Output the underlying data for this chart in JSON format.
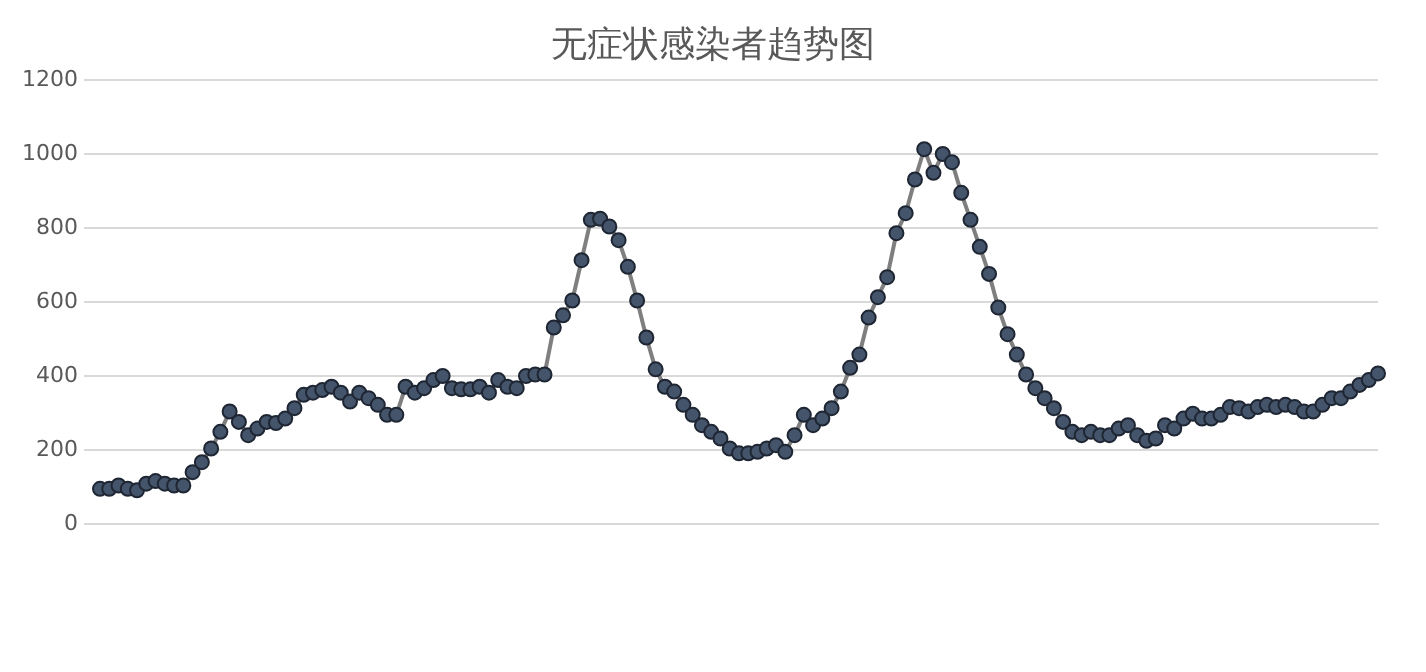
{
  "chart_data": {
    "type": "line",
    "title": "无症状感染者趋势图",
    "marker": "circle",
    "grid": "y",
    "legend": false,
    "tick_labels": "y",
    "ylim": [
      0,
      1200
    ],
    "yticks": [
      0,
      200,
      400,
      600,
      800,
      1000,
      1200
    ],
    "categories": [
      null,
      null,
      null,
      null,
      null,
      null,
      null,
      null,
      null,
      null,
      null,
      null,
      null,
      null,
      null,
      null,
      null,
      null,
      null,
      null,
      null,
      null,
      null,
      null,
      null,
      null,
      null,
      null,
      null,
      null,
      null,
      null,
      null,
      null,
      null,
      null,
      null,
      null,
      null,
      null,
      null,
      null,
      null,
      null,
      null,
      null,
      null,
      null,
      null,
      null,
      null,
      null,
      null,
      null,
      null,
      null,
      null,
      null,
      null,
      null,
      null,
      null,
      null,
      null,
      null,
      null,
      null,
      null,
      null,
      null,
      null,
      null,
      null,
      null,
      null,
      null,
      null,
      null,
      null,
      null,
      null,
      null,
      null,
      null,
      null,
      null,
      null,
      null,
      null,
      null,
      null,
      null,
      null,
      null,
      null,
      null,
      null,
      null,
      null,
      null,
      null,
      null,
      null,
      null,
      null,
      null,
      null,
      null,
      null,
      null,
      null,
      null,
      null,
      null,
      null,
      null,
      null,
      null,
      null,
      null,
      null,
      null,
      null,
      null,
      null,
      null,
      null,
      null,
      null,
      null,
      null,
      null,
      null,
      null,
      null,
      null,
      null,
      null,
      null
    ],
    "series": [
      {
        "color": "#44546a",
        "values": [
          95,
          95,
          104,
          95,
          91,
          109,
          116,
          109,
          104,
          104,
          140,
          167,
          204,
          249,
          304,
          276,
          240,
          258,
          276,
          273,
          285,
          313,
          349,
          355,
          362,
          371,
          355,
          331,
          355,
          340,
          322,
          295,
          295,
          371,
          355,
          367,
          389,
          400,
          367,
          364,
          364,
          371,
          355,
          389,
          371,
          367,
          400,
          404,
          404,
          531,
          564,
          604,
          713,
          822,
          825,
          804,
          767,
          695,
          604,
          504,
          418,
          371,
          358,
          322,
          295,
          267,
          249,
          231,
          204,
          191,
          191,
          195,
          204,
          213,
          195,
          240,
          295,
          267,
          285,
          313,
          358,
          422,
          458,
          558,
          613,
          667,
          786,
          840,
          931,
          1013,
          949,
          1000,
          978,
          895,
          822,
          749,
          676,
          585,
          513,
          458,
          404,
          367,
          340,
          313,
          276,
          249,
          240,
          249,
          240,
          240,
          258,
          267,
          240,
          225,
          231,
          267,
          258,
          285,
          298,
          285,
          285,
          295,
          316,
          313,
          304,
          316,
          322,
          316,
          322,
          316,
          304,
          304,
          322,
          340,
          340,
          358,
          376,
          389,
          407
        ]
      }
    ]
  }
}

* * *

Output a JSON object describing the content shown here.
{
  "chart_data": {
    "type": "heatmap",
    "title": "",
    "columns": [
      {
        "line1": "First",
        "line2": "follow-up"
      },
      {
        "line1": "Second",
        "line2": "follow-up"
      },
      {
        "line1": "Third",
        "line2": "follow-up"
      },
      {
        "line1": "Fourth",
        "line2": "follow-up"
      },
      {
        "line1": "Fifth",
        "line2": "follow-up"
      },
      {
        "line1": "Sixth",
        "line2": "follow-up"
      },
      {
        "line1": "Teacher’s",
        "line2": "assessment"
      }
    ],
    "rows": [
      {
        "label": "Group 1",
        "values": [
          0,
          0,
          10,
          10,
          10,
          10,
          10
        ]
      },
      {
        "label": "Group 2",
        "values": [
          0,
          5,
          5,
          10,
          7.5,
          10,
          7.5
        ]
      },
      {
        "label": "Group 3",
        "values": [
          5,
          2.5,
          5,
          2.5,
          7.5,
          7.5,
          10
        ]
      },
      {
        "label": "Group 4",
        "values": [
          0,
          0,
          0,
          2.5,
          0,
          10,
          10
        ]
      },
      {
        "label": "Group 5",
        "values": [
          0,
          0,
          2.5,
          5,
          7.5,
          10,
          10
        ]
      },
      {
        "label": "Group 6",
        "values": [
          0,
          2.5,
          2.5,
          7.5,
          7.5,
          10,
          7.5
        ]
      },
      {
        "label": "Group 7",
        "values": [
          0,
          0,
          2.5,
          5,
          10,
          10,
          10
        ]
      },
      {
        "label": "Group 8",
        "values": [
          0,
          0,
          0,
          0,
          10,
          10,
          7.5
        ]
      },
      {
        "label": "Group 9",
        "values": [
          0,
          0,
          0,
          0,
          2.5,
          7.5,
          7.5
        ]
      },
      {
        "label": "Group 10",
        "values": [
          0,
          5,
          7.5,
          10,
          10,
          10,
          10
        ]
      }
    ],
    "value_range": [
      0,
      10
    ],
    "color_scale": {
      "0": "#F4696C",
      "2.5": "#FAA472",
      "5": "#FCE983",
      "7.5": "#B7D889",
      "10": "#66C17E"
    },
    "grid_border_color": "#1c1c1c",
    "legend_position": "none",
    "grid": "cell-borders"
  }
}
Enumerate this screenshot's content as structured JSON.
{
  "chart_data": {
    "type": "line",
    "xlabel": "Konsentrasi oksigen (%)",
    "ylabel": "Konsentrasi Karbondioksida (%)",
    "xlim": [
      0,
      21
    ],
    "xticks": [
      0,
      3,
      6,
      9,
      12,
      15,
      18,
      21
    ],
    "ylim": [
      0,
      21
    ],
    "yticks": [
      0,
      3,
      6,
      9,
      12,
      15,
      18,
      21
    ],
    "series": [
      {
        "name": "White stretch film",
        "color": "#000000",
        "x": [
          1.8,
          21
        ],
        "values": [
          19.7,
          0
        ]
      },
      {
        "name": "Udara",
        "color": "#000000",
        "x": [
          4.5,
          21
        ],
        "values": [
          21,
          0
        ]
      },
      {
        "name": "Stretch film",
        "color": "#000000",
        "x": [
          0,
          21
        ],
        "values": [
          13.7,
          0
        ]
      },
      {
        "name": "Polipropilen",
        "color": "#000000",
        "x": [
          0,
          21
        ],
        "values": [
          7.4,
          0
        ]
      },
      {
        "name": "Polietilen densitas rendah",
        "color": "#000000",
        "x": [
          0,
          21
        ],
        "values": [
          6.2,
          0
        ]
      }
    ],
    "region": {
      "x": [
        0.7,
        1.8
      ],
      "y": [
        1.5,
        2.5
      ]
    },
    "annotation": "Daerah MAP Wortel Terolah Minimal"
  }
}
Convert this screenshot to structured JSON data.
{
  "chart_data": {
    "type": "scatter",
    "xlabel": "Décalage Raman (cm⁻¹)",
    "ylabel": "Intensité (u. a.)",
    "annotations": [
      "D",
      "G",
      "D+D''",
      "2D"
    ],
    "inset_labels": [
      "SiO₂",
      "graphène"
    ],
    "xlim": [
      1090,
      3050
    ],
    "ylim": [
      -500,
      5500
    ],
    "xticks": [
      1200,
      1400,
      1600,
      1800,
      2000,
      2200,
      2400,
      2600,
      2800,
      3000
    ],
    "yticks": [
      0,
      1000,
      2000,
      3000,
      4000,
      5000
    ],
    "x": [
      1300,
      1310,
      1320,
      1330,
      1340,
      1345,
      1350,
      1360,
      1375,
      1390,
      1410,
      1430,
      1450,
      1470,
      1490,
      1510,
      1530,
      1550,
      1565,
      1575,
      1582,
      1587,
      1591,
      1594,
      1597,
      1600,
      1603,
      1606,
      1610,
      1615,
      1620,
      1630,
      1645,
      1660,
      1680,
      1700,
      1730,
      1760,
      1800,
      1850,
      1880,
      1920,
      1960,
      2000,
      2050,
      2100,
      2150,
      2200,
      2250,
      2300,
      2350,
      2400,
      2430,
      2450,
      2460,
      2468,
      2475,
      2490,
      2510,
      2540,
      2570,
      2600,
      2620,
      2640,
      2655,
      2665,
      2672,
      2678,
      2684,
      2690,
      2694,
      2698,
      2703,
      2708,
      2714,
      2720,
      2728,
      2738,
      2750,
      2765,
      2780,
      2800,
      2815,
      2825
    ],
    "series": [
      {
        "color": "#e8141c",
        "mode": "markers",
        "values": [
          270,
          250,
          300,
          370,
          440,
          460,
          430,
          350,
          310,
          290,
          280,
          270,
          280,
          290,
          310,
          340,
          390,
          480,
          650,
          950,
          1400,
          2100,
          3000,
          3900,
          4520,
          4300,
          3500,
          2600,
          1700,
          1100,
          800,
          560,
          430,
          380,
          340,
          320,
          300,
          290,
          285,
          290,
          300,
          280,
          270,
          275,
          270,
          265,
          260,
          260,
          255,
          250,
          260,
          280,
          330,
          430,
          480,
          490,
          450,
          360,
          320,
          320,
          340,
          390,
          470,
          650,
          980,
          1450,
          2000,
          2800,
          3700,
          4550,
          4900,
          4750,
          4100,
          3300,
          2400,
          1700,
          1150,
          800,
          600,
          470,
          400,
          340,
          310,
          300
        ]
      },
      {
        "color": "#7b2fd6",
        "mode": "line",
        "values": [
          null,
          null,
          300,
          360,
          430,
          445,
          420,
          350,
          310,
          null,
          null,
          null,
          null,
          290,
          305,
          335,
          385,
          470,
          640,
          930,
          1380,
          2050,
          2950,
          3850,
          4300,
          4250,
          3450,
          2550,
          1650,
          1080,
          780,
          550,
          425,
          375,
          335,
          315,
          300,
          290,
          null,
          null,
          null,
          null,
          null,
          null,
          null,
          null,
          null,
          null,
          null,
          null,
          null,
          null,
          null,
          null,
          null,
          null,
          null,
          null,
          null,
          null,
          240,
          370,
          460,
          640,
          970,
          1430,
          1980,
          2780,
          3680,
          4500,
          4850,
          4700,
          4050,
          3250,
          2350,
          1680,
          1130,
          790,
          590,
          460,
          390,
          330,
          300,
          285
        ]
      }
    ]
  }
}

▸ Stated problem
From the listing above, collect every line that mentions the word "film".

▸ Expected answer
        "name": "White stretch film",
        "name": "Stretch film",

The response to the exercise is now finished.